Stored data:
····················

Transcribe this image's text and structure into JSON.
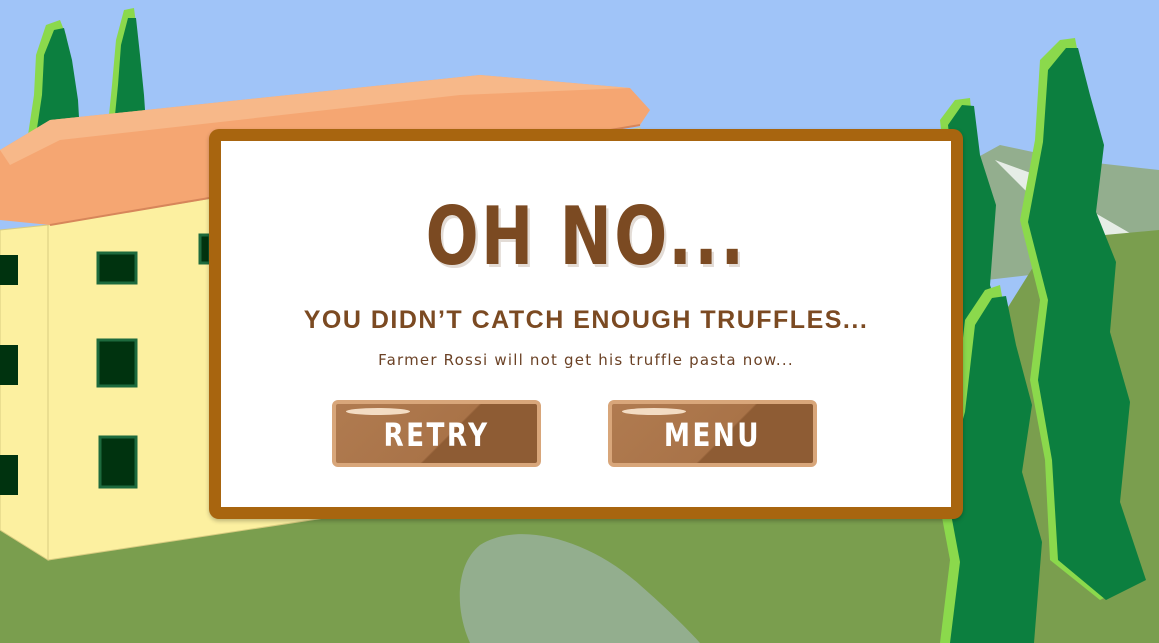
{
  "dialog": {
    "title": "OH NO...",
    "subtitle": "YOU DIDN’T CATCH ENOUGH TRUFFLES...",
    "message": "Farmer Rossi will not get his truffle pasta now...",
    "retry_label": "RETRY",
    "menu_label": "MENU"
  },
  "colors": {
    "sky": "#A0C4F8",
    "grass": "#7A9E4E",
    "roof": "#F5A672",
    "villa_wall": "#FCF0A0",
    "cypress_dark": "#0C7F3F",
    "cypress_light": "#8BD94C",
    "dialog_border": "#A8650F",
    "title_text": "#7B4A22",
    "button_fill": "#A97348"
  },
  "icons": [
    "villa-building",
    "cypress-tree",
    "path"
  ]
}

····················

[PROBLEM REQUIREMENTS] What is needed is an exact reproduction of the data, pictures excluded.

[TASK OUTPUT]
Transcribe this image's text and structure into JSON.
{
  "dialog": {
    "title": "OH NO...",
    "subtitle": "YOU DIDN’T CATCH ENOUGH TRUFFLES...",
    "message": "Farmer Rossi will not get his truffle pasta now...",
    "retry_label": "RETRY",
    "menu_label": "MENU"
  },
  "colors": {
    "sky": "#A0C4F8",
    "grass": "#7A9E4E",
    "roof": "#F5A672",
    "villa_wall": "#FCF0A0",
    "cypress_dark": "#0C7F3F",
    "cypress_light": "#8BD94C",
    "dialog_border": "#A8650F",
    "title_text": "#7B4A22",
    "button_fill": "#A97348"
  },
  "icons": [
    "villa-building",
    "cypress-tree",
    "path"
  ]
}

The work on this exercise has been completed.